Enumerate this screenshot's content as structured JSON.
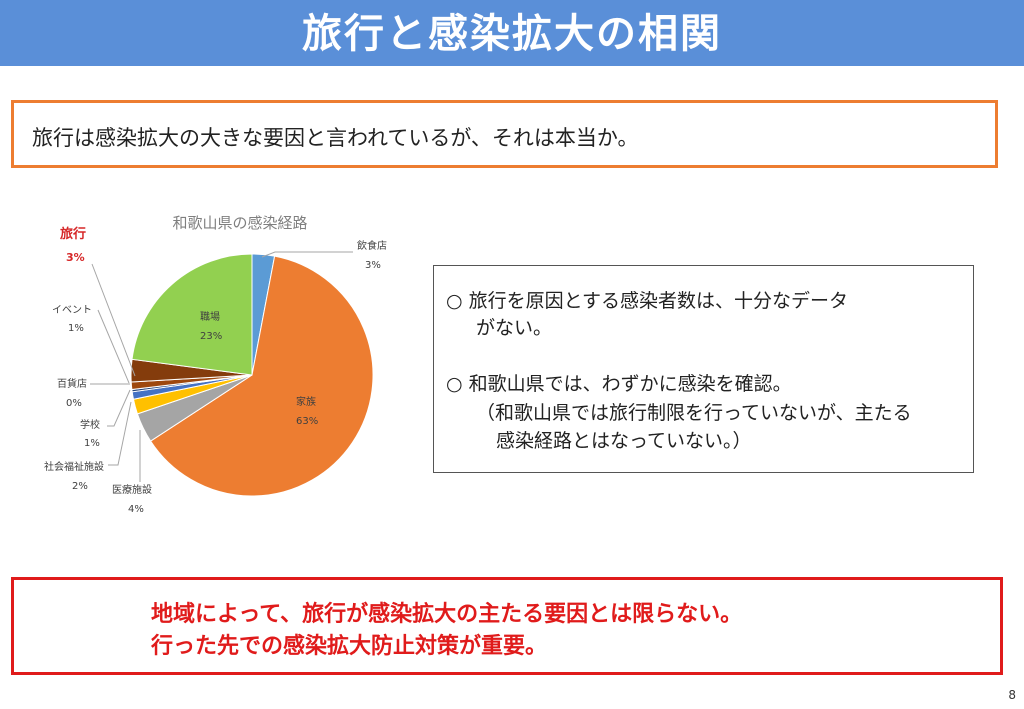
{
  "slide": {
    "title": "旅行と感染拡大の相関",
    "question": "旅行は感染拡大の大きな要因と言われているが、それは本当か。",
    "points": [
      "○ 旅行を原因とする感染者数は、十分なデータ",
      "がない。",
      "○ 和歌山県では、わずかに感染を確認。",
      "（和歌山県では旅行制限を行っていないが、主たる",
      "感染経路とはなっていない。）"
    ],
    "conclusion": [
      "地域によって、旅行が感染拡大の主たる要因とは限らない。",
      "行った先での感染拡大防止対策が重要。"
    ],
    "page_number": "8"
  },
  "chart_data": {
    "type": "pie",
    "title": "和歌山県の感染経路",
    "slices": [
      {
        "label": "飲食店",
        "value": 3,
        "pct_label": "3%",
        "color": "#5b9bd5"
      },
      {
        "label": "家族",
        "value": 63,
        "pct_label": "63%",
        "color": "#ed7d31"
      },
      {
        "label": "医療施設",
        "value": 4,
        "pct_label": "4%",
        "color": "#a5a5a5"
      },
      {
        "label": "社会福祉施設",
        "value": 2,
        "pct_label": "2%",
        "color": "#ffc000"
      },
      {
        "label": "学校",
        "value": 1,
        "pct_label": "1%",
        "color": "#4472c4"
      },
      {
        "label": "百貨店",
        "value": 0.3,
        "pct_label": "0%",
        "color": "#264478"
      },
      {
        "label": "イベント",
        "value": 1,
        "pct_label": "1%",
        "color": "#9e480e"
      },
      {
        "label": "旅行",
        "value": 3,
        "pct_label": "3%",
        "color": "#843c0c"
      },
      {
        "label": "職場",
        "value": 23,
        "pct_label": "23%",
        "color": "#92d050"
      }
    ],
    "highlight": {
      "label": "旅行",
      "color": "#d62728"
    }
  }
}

○ ○ ○ ○

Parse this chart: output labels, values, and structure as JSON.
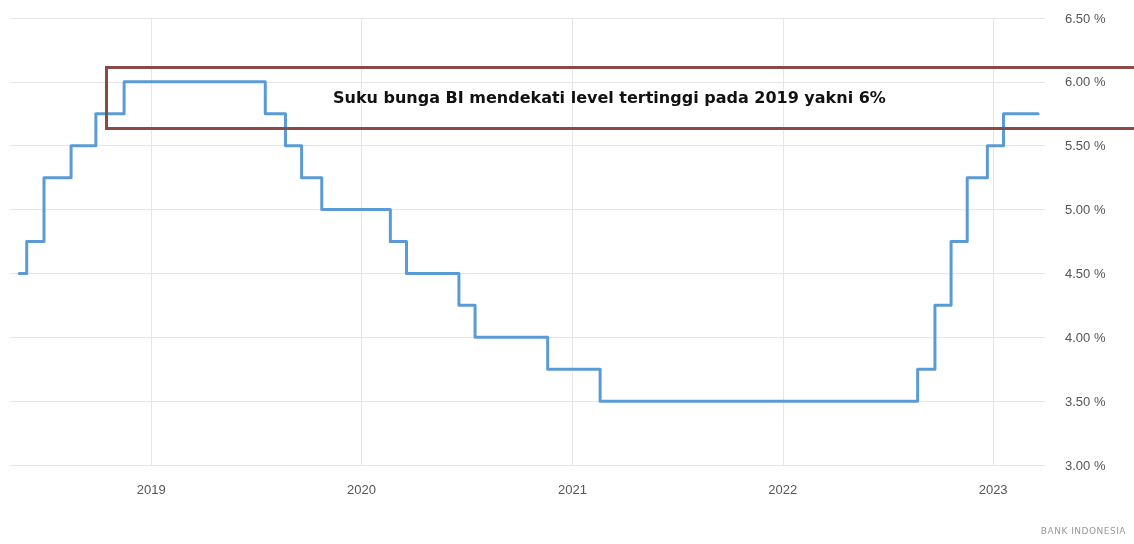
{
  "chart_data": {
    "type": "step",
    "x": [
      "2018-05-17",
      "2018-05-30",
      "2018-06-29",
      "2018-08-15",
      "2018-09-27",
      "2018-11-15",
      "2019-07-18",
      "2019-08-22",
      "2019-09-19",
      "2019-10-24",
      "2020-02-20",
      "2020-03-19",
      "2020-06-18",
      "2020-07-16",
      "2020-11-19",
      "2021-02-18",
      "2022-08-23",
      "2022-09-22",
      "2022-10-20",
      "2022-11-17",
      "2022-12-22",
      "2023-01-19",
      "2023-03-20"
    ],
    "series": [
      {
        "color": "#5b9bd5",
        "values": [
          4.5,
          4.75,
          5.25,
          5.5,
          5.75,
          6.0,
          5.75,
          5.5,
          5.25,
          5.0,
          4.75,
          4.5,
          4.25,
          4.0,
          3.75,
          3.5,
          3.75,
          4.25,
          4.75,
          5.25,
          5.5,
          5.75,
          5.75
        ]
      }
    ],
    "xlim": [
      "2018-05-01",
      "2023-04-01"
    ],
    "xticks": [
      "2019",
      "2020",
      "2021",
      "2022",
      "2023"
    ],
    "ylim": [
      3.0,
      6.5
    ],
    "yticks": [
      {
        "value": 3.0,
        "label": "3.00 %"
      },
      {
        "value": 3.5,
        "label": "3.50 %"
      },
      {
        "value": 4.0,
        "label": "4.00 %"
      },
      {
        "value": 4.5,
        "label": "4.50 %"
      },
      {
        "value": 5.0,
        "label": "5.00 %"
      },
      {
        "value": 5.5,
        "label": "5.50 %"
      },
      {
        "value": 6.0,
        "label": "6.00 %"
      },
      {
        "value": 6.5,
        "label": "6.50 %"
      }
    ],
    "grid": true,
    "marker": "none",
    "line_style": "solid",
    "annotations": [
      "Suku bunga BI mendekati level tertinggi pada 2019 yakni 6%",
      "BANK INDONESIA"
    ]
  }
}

○ ○ ○ ○

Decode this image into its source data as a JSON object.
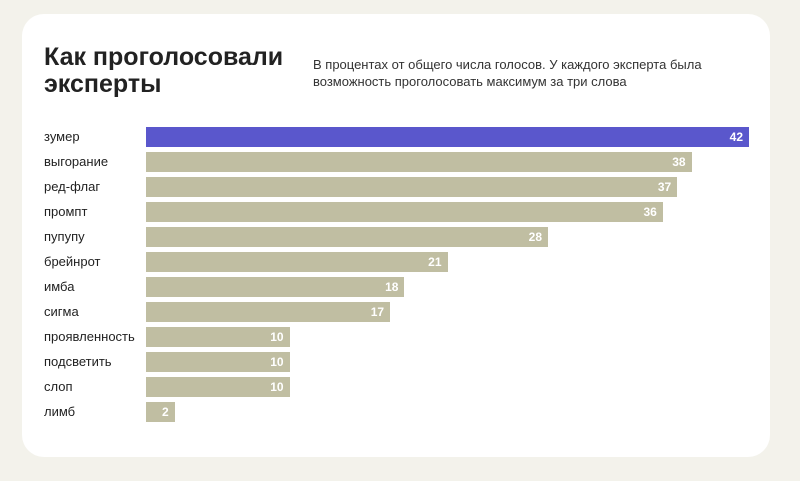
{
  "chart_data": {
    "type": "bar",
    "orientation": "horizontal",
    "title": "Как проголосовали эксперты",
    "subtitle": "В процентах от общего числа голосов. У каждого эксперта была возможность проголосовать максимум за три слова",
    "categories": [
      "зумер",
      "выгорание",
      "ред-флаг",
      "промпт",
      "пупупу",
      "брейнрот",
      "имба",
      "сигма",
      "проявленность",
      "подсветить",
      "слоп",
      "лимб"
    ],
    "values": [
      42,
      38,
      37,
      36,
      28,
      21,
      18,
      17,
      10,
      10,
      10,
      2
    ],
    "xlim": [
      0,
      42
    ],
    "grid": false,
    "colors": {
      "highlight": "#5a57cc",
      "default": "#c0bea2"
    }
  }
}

○ ○ ○ ○

WHAT TO DO: Select every line in the material above where the string "this" occurs, and copy it.

FULL ANSWER:
Enumerate this screenshot's content as structured JSON.
Parse this chart: output labels, values, and structure as JSON.
Decode this image into its source data as a JSON object.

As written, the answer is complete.